---------- Provided data

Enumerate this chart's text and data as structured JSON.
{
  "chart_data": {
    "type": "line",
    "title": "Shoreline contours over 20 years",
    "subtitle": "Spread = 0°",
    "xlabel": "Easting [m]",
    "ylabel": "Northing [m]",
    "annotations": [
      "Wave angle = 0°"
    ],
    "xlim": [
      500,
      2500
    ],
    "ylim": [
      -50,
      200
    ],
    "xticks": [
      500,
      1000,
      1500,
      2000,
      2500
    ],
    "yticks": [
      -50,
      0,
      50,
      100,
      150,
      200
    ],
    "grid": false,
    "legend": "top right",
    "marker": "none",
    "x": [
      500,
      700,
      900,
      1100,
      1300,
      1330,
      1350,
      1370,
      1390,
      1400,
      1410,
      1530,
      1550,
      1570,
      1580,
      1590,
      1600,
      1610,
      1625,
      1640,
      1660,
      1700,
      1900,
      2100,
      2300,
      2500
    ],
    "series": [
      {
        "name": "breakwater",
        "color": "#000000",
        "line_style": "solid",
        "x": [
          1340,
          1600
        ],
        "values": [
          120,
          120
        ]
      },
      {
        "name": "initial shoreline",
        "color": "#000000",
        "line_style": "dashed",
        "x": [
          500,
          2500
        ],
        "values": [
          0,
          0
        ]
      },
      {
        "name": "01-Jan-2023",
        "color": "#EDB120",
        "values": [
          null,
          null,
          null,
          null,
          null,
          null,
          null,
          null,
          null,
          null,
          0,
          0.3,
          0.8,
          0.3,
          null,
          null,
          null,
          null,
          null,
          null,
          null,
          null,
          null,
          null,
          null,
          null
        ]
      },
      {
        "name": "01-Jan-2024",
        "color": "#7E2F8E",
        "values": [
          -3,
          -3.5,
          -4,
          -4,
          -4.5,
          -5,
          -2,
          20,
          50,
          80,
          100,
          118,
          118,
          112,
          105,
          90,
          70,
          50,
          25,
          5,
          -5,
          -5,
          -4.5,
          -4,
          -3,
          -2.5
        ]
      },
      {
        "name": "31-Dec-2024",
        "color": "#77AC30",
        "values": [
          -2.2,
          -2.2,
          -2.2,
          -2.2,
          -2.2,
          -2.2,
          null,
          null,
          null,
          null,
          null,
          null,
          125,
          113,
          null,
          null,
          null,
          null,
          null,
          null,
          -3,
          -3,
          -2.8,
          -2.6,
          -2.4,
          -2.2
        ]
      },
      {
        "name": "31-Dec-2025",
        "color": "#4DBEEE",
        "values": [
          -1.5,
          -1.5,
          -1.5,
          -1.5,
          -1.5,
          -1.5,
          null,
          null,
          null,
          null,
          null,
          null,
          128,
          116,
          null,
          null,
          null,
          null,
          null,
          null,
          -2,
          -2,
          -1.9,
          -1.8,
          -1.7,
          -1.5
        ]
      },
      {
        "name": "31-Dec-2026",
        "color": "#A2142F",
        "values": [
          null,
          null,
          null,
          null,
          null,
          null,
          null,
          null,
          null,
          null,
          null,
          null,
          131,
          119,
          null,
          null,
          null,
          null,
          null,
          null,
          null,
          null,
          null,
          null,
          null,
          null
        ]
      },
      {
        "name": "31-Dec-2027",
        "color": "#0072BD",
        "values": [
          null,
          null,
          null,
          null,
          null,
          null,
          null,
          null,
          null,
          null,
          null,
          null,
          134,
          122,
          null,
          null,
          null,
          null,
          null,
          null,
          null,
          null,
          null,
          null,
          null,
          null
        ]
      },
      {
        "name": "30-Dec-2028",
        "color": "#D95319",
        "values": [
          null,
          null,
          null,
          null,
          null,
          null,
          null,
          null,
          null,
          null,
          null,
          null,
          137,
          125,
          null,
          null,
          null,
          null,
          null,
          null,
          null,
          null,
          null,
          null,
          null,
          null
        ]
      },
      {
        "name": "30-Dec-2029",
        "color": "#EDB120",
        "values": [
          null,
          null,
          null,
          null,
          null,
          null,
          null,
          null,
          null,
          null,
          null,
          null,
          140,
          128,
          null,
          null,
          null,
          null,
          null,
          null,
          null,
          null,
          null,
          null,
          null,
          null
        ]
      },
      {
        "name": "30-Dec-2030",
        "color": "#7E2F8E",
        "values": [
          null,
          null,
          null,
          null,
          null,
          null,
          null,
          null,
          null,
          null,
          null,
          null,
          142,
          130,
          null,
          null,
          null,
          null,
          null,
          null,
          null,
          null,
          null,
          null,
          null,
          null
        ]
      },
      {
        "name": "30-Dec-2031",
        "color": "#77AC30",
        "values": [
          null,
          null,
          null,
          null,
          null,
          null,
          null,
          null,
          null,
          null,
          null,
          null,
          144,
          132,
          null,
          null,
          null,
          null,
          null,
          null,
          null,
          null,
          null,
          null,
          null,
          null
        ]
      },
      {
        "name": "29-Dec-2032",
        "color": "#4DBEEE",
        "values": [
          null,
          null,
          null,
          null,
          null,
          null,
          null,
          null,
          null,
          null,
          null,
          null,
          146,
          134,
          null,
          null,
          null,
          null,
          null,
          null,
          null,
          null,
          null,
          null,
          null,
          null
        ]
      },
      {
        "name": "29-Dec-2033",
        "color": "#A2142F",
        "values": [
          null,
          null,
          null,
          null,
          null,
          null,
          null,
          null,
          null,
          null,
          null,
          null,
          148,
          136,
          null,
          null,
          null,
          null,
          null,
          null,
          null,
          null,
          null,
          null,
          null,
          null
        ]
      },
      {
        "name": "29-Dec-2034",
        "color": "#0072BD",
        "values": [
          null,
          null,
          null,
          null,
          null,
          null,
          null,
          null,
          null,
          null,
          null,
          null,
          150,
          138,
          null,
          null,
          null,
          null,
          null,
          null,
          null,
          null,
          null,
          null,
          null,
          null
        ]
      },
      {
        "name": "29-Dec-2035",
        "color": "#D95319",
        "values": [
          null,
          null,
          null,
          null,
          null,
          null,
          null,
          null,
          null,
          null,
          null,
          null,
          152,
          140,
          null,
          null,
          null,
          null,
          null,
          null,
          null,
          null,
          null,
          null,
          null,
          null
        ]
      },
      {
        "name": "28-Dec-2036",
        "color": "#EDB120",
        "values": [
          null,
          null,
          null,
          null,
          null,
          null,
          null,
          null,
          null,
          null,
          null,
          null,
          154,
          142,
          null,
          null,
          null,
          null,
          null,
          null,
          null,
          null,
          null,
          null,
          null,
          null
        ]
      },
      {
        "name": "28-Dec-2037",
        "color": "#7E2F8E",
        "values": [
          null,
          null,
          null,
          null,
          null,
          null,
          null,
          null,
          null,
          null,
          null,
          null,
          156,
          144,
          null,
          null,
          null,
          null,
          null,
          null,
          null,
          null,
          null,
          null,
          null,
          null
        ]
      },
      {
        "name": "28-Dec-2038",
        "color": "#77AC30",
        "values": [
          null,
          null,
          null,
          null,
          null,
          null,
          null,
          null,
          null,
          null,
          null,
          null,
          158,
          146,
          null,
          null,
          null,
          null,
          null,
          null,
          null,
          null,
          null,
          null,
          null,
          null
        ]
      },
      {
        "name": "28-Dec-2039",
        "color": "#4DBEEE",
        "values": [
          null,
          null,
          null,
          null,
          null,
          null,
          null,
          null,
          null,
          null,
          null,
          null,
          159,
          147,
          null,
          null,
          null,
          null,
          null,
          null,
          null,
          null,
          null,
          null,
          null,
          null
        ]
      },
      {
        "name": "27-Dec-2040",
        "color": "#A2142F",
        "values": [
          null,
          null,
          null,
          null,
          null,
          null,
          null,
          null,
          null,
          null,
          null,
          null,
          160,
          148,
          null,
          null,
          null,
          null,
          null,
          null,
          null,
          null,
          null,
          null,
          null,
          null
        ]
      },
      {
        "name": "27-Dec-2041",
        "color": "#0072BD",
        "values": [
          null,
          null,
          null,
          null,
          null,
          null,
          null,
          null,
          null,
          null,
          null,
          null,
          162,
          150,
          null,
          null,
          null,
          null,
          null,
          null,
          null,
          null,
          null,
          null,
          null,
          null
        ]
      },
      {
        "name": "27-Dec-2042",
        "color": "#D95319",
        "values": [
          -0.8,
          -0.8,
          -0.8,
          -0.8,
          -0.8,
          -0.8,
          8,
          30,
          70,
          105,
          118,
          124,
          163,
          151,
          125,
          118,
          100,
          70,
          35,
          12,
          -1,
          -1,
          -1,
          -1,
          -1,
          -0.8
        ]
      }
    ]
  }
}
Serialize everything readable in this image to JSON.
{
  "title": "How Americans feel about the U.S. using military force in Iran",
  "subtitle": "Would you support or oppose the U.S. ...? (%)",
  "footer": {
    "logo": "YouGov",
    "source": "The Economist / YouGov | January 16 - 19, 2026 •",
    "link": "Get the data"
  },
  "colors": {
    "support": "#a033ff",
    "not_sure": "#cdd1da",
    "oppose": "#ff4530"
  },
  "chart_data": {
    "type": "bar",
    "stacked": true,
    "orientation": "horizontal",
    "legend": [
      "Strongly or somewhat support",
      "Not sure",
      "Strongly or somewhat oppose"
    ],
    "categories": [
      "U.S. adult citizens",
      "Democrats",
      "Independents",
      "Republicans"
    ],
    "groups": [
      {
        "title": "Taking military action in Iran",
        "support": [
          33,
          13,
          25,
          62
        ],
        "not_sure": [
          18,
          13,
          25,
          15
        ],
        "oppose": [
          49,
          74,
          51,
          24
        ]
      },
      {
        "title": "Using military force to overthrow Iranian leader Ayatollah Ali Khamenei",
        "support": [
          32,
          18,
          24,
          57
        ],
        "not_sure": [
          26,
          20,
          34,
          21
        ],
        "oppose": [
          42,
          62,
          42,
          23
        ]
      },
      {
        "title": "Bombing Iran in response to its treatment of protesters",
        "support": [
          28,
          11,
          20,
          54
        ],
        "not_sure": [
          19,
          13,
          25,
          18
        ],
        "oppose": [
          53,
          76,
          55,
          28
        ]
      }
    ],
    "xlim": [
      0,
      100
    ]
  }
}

--------------------

Lines from the records above that hold "JSON" are the ones to list.

* Output for this task
Enumerate this chart's text and data as structured JSON.
Serialize everything readable in this image to JSON.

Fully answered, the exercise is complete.